**Exercise materials:**
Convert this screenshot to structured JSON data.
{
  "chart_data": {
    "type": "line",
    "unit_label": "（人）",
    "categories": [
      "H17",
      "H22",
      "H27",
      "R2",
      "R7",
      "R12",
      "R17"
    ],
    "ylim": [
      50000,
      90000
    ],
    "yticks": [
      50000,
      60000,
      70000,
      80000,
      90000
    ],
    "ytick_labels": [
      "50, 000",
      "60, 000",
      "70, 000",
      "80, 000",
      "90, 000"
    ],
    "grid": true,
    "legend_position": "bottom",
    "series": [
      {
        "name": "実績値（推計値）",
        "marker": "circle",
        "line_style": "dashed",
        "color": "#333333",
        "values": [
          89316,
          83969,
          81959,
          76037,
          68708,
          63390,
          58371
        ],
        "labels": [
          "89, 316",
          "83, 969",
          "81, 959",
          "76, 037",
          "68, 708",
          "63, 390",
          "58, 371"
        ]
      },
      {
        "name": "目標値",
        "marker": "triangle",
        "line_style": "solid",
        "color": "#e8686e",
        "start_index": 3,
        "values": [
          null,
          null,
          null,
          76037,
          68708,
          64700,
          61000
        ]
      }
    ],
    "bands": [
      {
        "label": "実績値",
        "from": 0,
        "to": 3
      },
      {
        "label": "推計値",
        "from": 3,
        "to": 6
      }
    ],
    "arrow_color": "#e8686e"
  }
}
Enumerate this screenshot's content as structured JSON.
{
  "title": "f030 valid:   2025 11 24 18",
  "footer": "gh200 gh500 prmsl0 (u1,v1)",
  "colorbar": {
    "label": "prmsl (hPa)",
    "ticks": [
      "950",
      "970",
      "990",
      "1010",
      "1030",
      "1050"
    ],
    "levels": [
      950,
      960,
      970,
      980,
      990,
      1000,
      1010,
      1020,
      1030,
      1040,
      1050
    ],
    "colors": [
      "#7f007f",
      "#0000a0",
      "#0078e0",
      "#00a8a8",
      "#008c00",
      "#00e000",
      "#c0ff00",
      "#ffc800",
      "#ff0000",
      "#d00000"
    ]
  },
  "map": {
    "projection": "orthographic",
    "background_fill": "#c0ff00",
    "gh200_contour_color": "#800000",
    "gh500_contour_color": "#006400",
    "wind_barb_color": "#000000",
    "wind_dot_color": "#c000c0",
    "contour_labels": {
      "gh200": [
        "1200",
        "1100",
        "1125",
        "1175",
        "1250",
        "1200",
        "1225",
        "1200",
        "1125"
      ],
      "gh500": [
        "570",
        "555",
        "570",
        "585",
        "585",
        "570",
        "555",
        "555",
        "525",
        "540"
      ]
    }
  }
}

**Written instruction:** Repeat exactly the lines above, starting with the line that contains "Enumerate this screenshot's" and ending with the last line, both included, and nothing else.

**Task response:**
Enumerate this screenshot's content as structured JSON.
{
  "title": "f030 valid:   2025 11 24 18",
  "footer": "gh200 gh500 prmsl0 (u1,v1)",
  "colorbar": {
    "label": "prmsl (hPa)",
    "ticks": [
      "950",
      "970",
      "990",
      "1010",
      "1030",
      "1050"
    ],
    "levels": [
      950,
      960,
      970,
      980,
      990,
      1000,
      1010,
      1020,
      1030,
      1040,
      1050
    ],
    "colors": [
      "#7f007f",
      "#0000a0",
      "#0078e0",
      "#00a8a8",
      "#008c00",
      "#00e000",
      "#c0ff00",
      "#ffc800",
      "#ff0000",
      "#d00000"
    ]
  },
  "map": {
    "projection": "orthographic",
    "background_fill": "#c0ff00",
    "gh200_contour_color": "#800000",
    "gh500_contour_color": "#006400",
    "wind_barb_color": "#000000",
    "wind_dot_color": "#c000c0",
    "contour_labels": {
      "gh200": [
        "1200",
        "1100",
        "1125",
        "1175",
        "1250",
        "1200",
        "1225",
        "1200",
        "1125"
      ],
      "gh500": [
        "570",
        "555",
        "570",
        "585",
        "585",
        "570",
        "555",
        "555",
        "525",
        "540"
      ]
    }
  }
}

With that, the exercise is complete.